» WHAT TO DO: Count the lines in the entries below that contain the string "garoto". Give only the number.

» DATA LISTING:
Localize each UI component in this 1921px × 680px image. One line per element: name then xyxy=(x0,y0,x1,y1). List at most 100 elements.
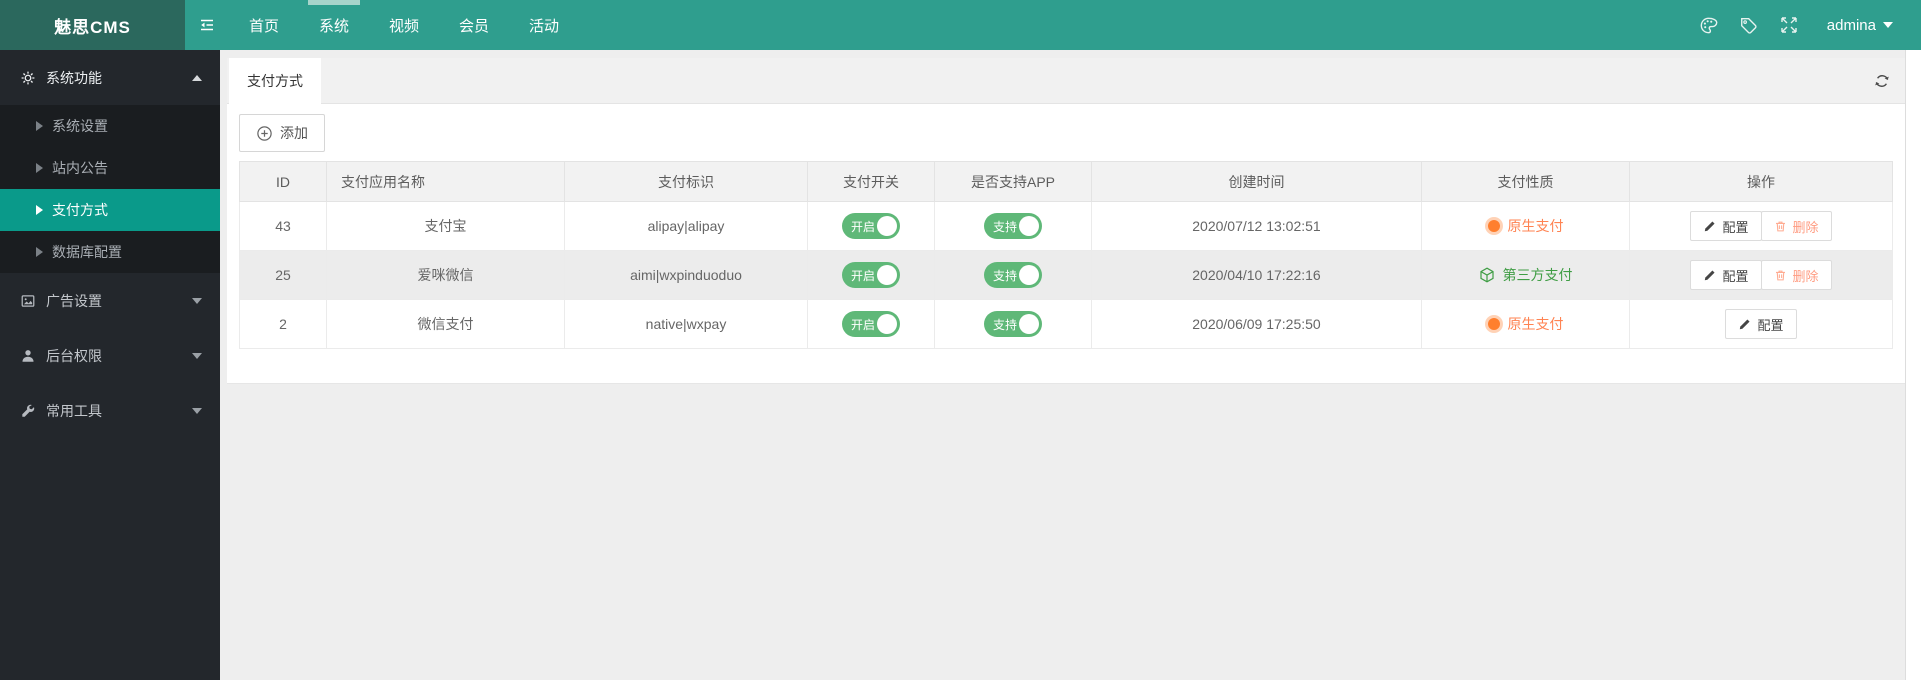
fullscreen-button[interactable] xyxy=(1769,16,1809,34)
trash-icon xyxy=(1774,269,1787,282)
sidebar-item-label: 站内公告 xyxy=(52,160,108,176)
cell-identifier: alipay|alipay xyxy=(564,201,808,251)
app-support-toggle[interactable]: 支持 xyxy=(984,311,1042,337)
pencil-icon xyxy=(1703,269,1716,282)
action-buttons: 配置 删除 xyxy=(1690,260,1832,290)
delete-label: 删除 xyxy=(1792,219,1819,235)
toggle-knob xyxy=(877,216,897,236)
add-button[interactable]: 添加 xyxy=(239,114,325,152)
sidebar-group-system-functions[interactable]: 系统功能 xyxy=(0,50,220,105)
delete-button[interactable]: 删除 xyxy=(1760,260,1832,290)
header-id: ID xyxy=(239,161,327,202)
refresh-button[interactable] xyxy=(1873,72,1891,90)
gear-icon xyxy=(20,70,36,86)
chevron-up-icon xyxy=(192,74,202,81)
image-icon xyxy=(20,293,36,309)
circle-plus-icon xyxy=(256,125,273,142)
pencil-icon xyxy=(1738,318,1751,331)
toggle-label: 开启 xyxy=(851,219,876,234)
toggle-knob xyxy=(1019,314,1039,334)
nav-item-system[interactable]: 系统 xyxy=(299,0,369,50)
app-support-toggle[interactable]: 支持 xyxy=(984,262,1042,288)
configure-button[interactable]: 配置 xyxy=(1725,309,1797,339)
triangle-right-icon xyxy=(36,163,43,173)
sidebar-item-label: 系统设置 xyxy=(52,118,108,134)
header-switch: 支付开关 xyxy=(807,161,935,202)
toggle-knob xyxy=(1019,216,1039,236)
sidebar-group-label: 广告设置 xyxy=(46,292,102,309)
chevron-down-icon xyxy=(192,297,202,304)
pencil-icon xyxy=(1703,220,1716,233)
nature-label: 原生支付 xyxy=(1507,316,1564,332)
sidebar-item-database-config[interactable]: 数据库配置 xyxy=(0,231,220,273)
sidebar-item-label: 支付方式 xyxy=(52,202,108,218)
nav-label: 活动 xyxy=(528,17,559,35)
nav-item-activity[interactable]: 活动 xyxy=(509,0,579,50)
sidebar-group-common-tools[interactable]: 常用工具 xyxy=(0,383,220,438)
sidebar-item-payment-methods[interactable]: 支付方式 xyxy=(0,189,220,231)
nav-label: 首页 xyxy=(248,17,279,35)
table-row: 2 微信支付 native|wxpay 开启 支持 2020/06/09 17:… xyxy=(239,299,1893,349)
toggle-label: 支持 xyxy=(993,219,1018,234)
cell-created-time: 2020/06/09 17:25:50 xyxy=(1091,299,1422,349)
table-row: 43 支付宝 alipay|alipay 开启 支持 2020/07/12 13… xyxy=(239,201,1893,251)
sidebar-collapse-button[interactable] xyxy=(185,0,229,50)
chevron-down-icon xyxy=(192,407,202,414)
nav-item-video[interactable]: 视频 xyxy=(369,0,439,50)
main-content: 支付方式 添加 ID 支付应用名称 支付标识 支付开关 是否支持APP 创建时间… xyxy=(220,50,1921,680)
theme-button[interactable] xyxy=(1689,16,1729,35)
toggle-label: 支持 xyxy=(993,268,1018,283)
sidebar: 系统功能 系统设置 站内公告 支付方式 数据库配置 广告设置 后台权限 常用工具 xyxy=(0,50,220,680)
action-buttons: 配置 删除 xyxy=(1690,211,1832,241)
payment-nature: 第三方支付 xyxy=(1479,265,1573,285)
payment-methods-table: ID 支付应用名称 支付标识 支付开关 是否支持APP 创建时间 支付性质 操作… xyxy=(239,161,1893,349)
payment-switch-toggle[interactable]: 开启 xyxy=(842,213,900,239)
panel-body: 添加 ID 支付应用名称 支付标识 支付开关 是否支持APP 创建时间 支付性质 xyxy=(227,104,1905,384)
payment-switch-toggle[interactable]: 开启 xyxy=(842,311,900,337)
fullscreen-icon xyxy=(1780,16,1798,34)
payment-switch-toggle[interactable]: 开启 xyxy=(842,262,900,288)
tab-bar: 支付方式 xyxy=(227,58,1905,104)
nature-label: 第三方支付 xyxy=(1502,266,1573,283)
sidebar-item-site-announcement[interactable]: 站内公告 xyxy=(0,147,220,189)
header-actions: 操作 xyxy=(1629,161,1893,202)
nav-item-member[interactable]: 会员 xyxy=(439,0,509,50)
user-menu[interactable]: admina xyxy=(1827,17,1893,34)
tab-payment-methods[interactable]: 支付方式 xyxy=(229,58,321,104)
cell-id: 43 xyxy=(239,201,327,251)
hamburger-icon xyxy=(198,16,216,34)
triangle-right-icon xyxy=(36,247,43,257)
configure-label: 配置 xyxy=(1757,317,1784,333)
nav-item-home[interactable]: 首页 xyxy=(229,0,299,50)
wrench-icon xyxy=(20,403,36,419)
tag-button[interactable] xyxy=(1729,16,1769,35)
header-identifier: 支付标识 xyxy=(564,161,808,202)
cell-app-name: 爱咪微信 xyxy=(326,250,565,300)
header-nature: 支付性质 xyxy=(1421,161,1630,202)
cell-created-time: 2020/04/10 17:22:16 xyxy=(1091,250,1422,300)
top-nav: 首页 系统 视频 会员 活动 admina xyxy=(185,0,1921,50)
sidebar-group-label: 常用工具 xyxy=(46,402,102,419)
header-app-support: 是否支持APP xyxy=(934,161,1092,202)
sidebar-group-admin-permissions[interactable]: 后台权限 xyxy=(0,328,220,383)
configure-button[interactable]: 配置 xyxy=(1690,211,1762,241)
cell-id: 2 xyxy=(239,299,327,349)
sidebar-group-label: 系统功能 xyxy=(46,69,102,86)
refresh-icon xyxy=(1873,72,1891,90)
sidebar-item-system-settings[interactable]: 系统设置 xyxy=(0,105,220,147)
payment-nature: 原生支付 xyxy=(1487,216,1564,236)
topbar: 魅思CMS 首页 系统 视频 会员 活动 admina xyxy=(0,0,1921,50)
header-app-name: 支付应用名称 xyxy=(326,161,565,202)
configure-button[interactable]: 配置 xyxy=(1690,260,1762,290)
nature-label: 原生支付 xyxy=(1507,218,1564,234)
app-support-toggle[interactable]: 支持 xyxy=(984,213,1042,239)
cell-app-name: 微信支付 xyxy=(326,299,565,349)
username: admina xyxy=(1826,16,1876,34)
content-scrollbar[interactable] xyxy=(1905,50,1921,680)
cell-id: 25 xyxy=(239,250,327,300)
cell-created-time: 2020/07/12 13:02:51 xyxy=(1091,201,1422,251)
palette-icon xyxy=(1699,16,1718,35)
table-header-row: ID 支付应用名称 支付标识 支付开关 是否支持APP 创建时间 支付性质 操作 xyxy=(239,161,1893,202)
delete-button[interactable]: 删除 xyxy=(1760,211,1832,241)
sidebar-group-ad-settings[interactable]: 广告设置 xyxy=(0,273,220,328)
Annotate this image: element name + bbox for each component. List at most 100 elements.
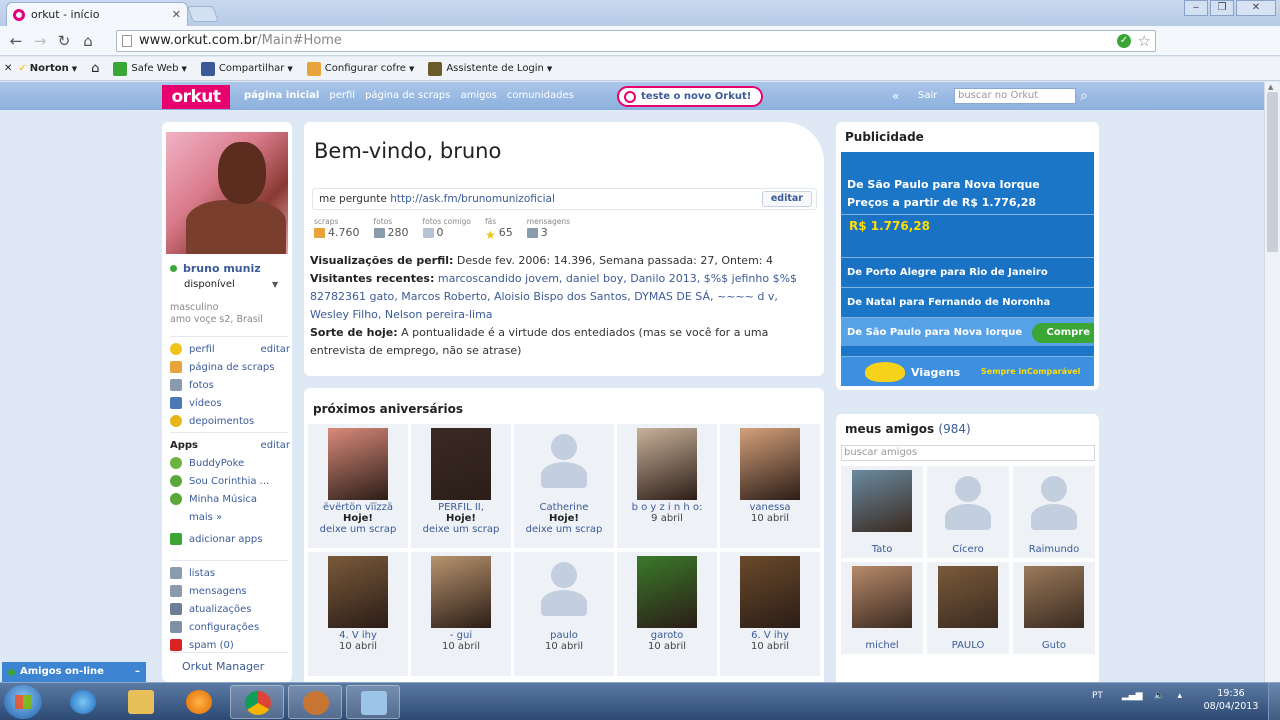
bookmark-safe-web[interactable]: Safe Web ▼: [113, 61, 187, 76]
ad-buy-button[interactable]: Compre: [1032, 323, 1094, 343]
friend-name[interactable]: Raimundo: [1013, 544, 1095, 555]
nav-home[interactable]: página inicial: [244, 90, 319, 101]
stat-messages[interactable]: mensagens 3: [526, 217, 570, 239]
browser-tab[interactable]: orkut - início ✕: [6, 2, 188, 26]
nav-scraps[interactable]: página de scraps: [365, 90, 450, 101]
friends-search-input[interactable]: buscar amigos: [841, 445, 1095, 461]
close-window-button[interactable]: ✕: [1236, 0, 1276, 16]
sidebar-item-perfil[interactable]: perfil editar: [170, 340, 290, 358]
birthday-item[interactable]: Catherine Hoje! deixe um scrap: [514, 424, 614, 548]
birthday-item[interactable]: 6. V ihy 10 abril: [720, 552, 820, 676]
birthday-name[interactable]: b o y z i n h o:: [617, 502, 717, 513]
profile-name[interactable]: bruno muniz: [170, 262, 261, 275]
birthday-name[interactable]: ëvërtön vïïzzä: [308, 502, 408, 513]
friend-item[interactable]: Guto: [1013, 562, 1095, 654]
taskbar-explorer[interactable]: [114, 685, 168, 719]
address-bar[interactable]: www.orkut.com.br/Main#Home ✓ ☆: [116, 30, 1156, 52]
chevron-down-icon[interactable]: ▼: [272, 280, 278, 289]
leave-scrap-link[interactable]: deixe um scrap: [514, 524, 614, 535]
ask-link[interactable]: http://ask.fm/brunomunizoficial: [390, 193, 555, 205]
birthday-name[interactable]: vanessa: [720, 502, 820, 513]
scroll-up-icon[interactable]: ▲: [1268, 83, 1273, 91]
birthday-item[interactable]: paulo 10 abril: [514, 552, 614, 676]
home-icon[interactable]: ⌂: [78, 31, 98, 51]
bookmark-star-icon[interactable]: ☆: [1138, 31, 1151, 51]
stat-photos[interactable]: fotos 280: [373, 217, 409, 239]
ad-route[interactable]: De Porto Alegre para Rio de Janeiro: [841, 257, 1094, 286]
friend-photo[interactable]: [637, 428, 697, 500]
leave-scrap-link[interactable]: deixe um scrap: [308, 524, 408, 535]
birthday-item[interactable]: b o y z i n h o: 9 abril: [617, 424, 717, 548]
edit-ask-button[interactable]: editar: [761, 191, 812, 207]
friend-item[interactable]: Raimundo: [1013, 466, 1095, 558]
friend-photo[interactable]: [431, 428, 491, 500]
birthday-name[interactable]: garoto: [617, 630, 717, 641]
orkut-search-input[interactable]: buscar no Orkut: [954, 88, 1076, 104]
friend-photo[interactable]: [852, 470, 912, 532]
friend-name[interactable]: Guto: [1013, 640, 1095, 651]
taskbar-media[interactable]: [172, 685, 226, 719]
forward-arrow-icon[interactable]: →: [30, 31, 50, 51]
back-arrow-icon[interactable]: ←: [6, 31, 26, 51]
friend-photo[interactable]: [328, 556, 388, 628]
stat-photos-with-me[interactable]: fotos comigo 0: [422, 217, 471, 239]
friend-item[interactable]: PAULO: [927, 562, 1009, 654]
stat-scraps[interactable]: scraps 4.760: [314, 217, 360, 239]
friend-photo[interactable]: [637, 556, 697, 628]
friend-name[interactable]: PAULO: [927, 640, 1009, 651]
taskbar-app-2[interactable]: [346, 685, 400, 719]
sidebar-item-configuracoes[interactable]: configurações: [170, 618, 290, 636]
taskbar-ie[interactable]: [56, 685, 110, 719]
avatar[interactable]: [166, 132, 288, 254]
bookmark-share[interactable]: Compartilhar ▼: [200, 61, 293, 76]
sidebar-item-atualizacoes[interactable]: atualizações: [170, 600, 290, 618]
orkut-manager-link[interactable]: Orkut Manager: [182, 660, 264, 673]
nav-friends[interactable]: amigos: [461, 90, 497, 101]
stat-fans[interactable]: fãs ★ 65: [485, 217, 513, 242]
norton-safe-icon[interactable]: ✓: [1117, 34, 1131, 48]
birthday-item[interactable]: PERFIL II, Hoje! deixe um scrap: [411, 424, 511, 548]
language-indicator[interactable]: PT: [1092, 691, 1103, 701]
start-button[interactable]: [4, 685, 42, 719]
status-text[interactable]: disponível: [184, 279, 235, 290]
new-tab-button[interactable]: [187, 6, 219, 22]
taskbar-app[interactable]: [288, 685, 342, 719]
bookmark-norton[interactable]: ✓ Norton ▼: [18, 63, 77, 74]
birthday-name[interactable]: - gui: [411, 630, 511, 641]
volume-icon[interactable]: 🔈: [1153, 691, 1164, 701]
sidebar-item-mensagens[interactable]: mensagens: [170, 582, 290, 600]
tray-expand-icon[interactable]: ▴: [1178, 691, 1183, 701]
restore-window-button[interactable]: ❐: [1210, 0, 1234, 16]
bookmark-login[interactable]: Assistente de Login ▼: [428, 61, 552, 76]
close-toolbar-icon[interactable]: ✕: [4, 63, 12, 74]
birthday-item[interactable]: garoto 10 abril: [617, 552, 717, 676]
birthday-item[interactable]: - gui 10 abril: [411, 552, 511, 676]
leave-scrap-link[interactable]: deixe um scrap: [411, 524, 511, 535]
friend-photo[interactable]: [938, 566, 998, 628]
default-avatar-icon[interactable]: [1024, 470, 1084, 532]
show-desktop-button[interactable]: [1268, 683, 1280, 720]
close-tab-icon[interactable]: ✕: [172, 8, 181, 21]
app-item[interactable]: Sou Corinthia ...: [170, 472, 290, 490]
friend-item[interactable]: Cícero: [927, 466, 1009, 558]
minimize-window-button[interactable]: ‒: [1184, 0, 1208, 16]
friend-photo[interactable]: [852, 566, 912, 628]
friend-item[interactable]: michel: [841, 562, 923, 654]
birthday-name[interactable]: Catherine: [514, 502, 614, 513]
taskbar-chrome[interactable]: [230, 685, 284, 719]
friend-name[interactable]: Tato: [841, 544, 923, 555]
bookmark-vault[interactable]: Configurar cofre ▼: [306, 61, 414, 76]
try-new-orkut-button[interactable]: teste o novo Orkut!: [617, 86, 764, 107]
orkut-logo[interactable]: orkut: [162, 85, 230, 109]
birthday-item[interactable]: vanessa 10 abril: [720, 424, 820, 548]
page-scrollbar[interactable]: ▲: [1264, 82, 1280, 682]
scrollbar-thumb[interactable]: [1267, 92, 1278, 252]
clock[interactable]: 19:36 08/04/2013: [1198, 687, 1264, 713]
birthday-item[interactable]: 4. V ihy 10 abril: [308, 552, 408, 676]
friend-photo[interactable]: [328, 428, 388, 500]
ad-route[interactable]: De Natal para Fernando de Noronha: [841, 287, 1094, 316]
default-avatar-icon[interactable]: [938, 470, 998, 532]
friend-photo[interactable]: [1024, 566, 1084, 628]
sidebar-item-depoimentos[interactable]: depoimentos: [170, 412, 290, 430]
friend-photo[interactable]: [740, 556, 800, 628]
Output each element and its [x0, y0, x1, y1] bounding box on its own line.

» SOLUTION TO THIS TASK: 2